+++ RECORDED DATA

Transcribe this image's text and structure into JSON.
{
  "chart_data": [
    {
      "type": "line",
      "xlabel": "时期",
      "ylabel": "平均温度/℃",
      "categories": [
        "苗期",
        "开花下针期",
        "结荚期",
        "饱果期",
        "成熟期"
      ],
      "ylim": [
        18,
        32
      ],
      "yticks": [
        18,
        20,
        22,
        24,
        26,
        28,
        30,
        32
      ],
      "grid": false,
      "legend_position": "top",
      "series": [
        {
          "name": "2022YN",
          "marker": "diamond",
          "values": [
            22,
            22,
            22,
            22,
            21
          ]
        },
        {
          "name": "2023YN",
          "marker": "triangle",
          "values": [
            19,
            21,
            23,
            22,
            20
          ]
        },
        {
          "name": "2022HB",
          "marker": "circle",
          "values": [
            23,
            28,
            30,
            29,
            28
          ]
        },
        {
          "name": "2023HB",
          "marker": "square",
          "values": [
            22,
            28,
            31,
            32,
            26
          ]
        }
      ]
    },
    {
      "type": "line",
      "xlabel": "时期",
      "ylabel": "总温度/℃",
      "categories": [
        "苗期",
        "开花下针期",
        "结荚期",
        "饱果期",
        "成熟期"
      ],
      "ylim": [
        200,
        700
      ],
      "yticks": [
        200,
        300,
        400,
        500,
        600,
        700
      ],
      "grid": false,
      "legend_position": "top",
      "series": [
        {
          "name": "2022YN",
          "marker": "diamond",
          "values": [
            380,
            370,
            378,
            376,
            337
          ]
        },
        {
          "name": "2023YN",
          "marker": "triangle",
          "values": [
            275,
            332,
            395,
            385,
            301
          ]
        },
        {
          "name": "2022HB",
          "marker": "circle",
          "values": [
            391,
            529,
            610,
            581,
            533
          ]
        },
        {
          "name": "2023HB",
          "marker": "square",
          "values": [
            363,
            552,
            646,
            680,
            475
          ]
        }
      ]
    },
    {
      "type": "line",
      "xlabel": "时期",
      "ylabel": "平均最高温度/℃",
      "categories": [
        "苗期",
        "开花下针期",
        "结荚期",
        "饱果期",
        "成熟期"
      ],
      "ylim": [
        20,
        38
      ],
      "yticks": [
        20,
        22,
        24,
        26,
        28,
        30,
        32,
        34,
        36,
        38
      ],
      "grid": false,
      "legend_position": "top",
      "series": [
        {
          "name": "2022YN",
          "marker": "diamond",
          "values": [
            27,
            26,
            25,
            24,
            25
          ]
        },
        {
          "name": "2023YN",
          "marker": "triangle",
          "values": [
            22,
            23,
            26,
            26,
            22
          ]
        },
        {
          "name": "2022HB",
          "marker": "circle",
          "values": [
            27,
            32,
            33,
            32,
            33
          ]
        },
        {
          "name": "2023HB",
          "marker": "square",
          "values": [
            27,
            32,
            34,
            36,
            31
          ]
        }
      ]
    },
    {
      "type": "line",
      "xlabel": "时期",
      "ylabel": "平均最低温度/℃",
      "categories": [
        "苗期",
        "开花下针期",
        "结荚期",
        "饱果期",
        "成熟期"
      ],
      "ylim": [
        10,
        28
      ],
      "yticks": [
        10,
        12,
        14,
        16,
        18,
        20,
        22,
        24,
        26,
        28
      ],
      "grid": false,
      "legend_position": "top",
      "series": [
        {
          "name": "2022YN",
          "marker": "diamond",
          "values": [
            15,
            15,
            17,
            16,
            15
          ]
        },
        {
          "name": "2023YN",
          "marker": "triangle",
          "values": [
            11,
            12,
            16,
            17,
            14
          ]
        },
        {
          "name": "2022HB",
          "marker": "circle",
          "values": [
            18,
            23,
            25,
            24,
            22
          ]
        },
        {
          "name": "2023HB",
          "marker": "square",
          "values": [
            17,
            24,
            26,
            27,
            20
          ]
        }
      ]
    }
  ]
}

++++++

# TO DO
All entries must be repeated verbatim.

# TASK ANSWER
Transcribe this image's text and structure into JSON.
{
  "chart_data": [
    {
      "type": "line",
      "xlabel": "时期",
      "ylabel": "平均温度/℃",
      "categories": [
        "苗期",
        "开花下针期",
        "结荚期",
        "饱果期",
        "成熟期"
      ],
      "ylim": [
        18,
        32
      ],
      "yticks": [
        18,
        20,
        22,
        24,
        26,
        28,
        30,
        32
      ],
      "grid": false,
      "legend_position": "top",
      "series": [
        {
          "name": "2022YN",
          "marker": "diamond",
          "values": [
            22,
            22,
            22,
            22,
            21
          ]
        },
        {
          "name": "2023YN",
          "marker": "triangle",
          "values": [
            19,
            21,
            23,
            22,
            20
          ]
        },
        {
          "name": "2022HB",
          "marker": "circle",
          "values": [
            23,
            28,
            30,
            29,
            28
          ]
        },
        {
          "name": "2023HB",
          "marker": "square",
          "values": [
            22,
            28,
            31,
            32,
            26
          ]
        }
      ]
    },
    {
      "type": "line",
      "xlabel": "时期",
      "ylabel": "总温度/℃",
      "categories": [
        "苗期",
        "开花下针期",
        "结荚期",
        "饱果期",
        "成熟期"
      ],
      "ylim": [
        200,
        700
      ],
      "yticks": [
        200,
        300,
        400,
        500,
        600,
        700
      ],
      "grid": false,
      "legend_position": "top",
      "series": [
        {
          "name": "2022YN",
          "marker": "diamond",
          "values": [
            380,
            370,
            378,
            376,
            337
          ]
        },
        {
          "name": "2023YN",
          "marker": "triangle",
          "values": [
            275,
            332,
            395,
            385,
            301
          ]
        },
        {
          "name": "2022HB",
          "marker": "circle",
          "values": [
            391,
            529,
            610,
            581,
            533
          ]
        },
        {
          "name": "2023HB",
          "marker": "square",
          "values": [
            363,
            552,
            646,
            680,
            475
          ]
        }
      ]
    },
    {
      "type": "line",
      "xlabel": "时期",
      "ylabel": "平均最高温度/℃",
      "categories": [
        "苗期",
        "开花下针期",
        "结荚期",
        "饱果期",
        "成熟期"
      ],
      "ylim": [
        20,
        38
      ],
      "yticks": [
        20,
        22,
        24,
        26,
        28,
        30,
        32,
        34,
        36,
        38
      ],
      "grid": false,
      "legend_position": "top",
      "series": [
        {
          "name": "2022YN",
          "marker": "diamond",
          "values": [
            27,
            26,
            25,
            24,
            25
          ]
        },
        {
          "name": "2023YN",
          "marker": "triangle",
          "values": [
            22,
            23,
            26,
            26,
            22
          ]
        },
        {
          "name": "2022HB",
          "marker": "circle",
          "values": [
            27,
            32,
            33,
            32,
            33
          ]
        },
        {
          "name": "2023HB",
          "marker": "square",
          "values": [
            27,
            32,
            34,
            36,
            31
          ]
        }
      ]
    },
    {
      "type": "line",
      "xlabel": "时期",
      "ylabel": "平均最低温度/℃",
      "categories": [
        "苗期",
        "开花下针期",
        "结荚期",
        "饱果期",
        "成熟期"
      ],
      "ylim": [
        10,
        28
      ],
      "yticks": [
        10,
        12,
        14,
        16,
        18,
        20,
        22,
        24,
        26,
        28
      ],
      "grid": false,
      "legend_position": "top",
      "series": [
        {
          "name": "2022YN",
          "marker": "diamond",
          "values": [
            15,
            15,
            17,
            16,
            15
          ]
        },
        {
          "name": "2023YN",
          "marker": "triangle",
          "values": [
            11,
            12,
            16,
            17,
            14
          ]
        },
        {
          "name": "2022HB",
          "marker": "circle",
          "values": [
            18,
            23,
            25,
            24,
            22
          ]
        },
        {
          "name": "2023HB",
          "marker": "square",
          "values": [
            17,
            24,
            26,
            27,
            20
          ]
        }
      ]
    }
  ]
}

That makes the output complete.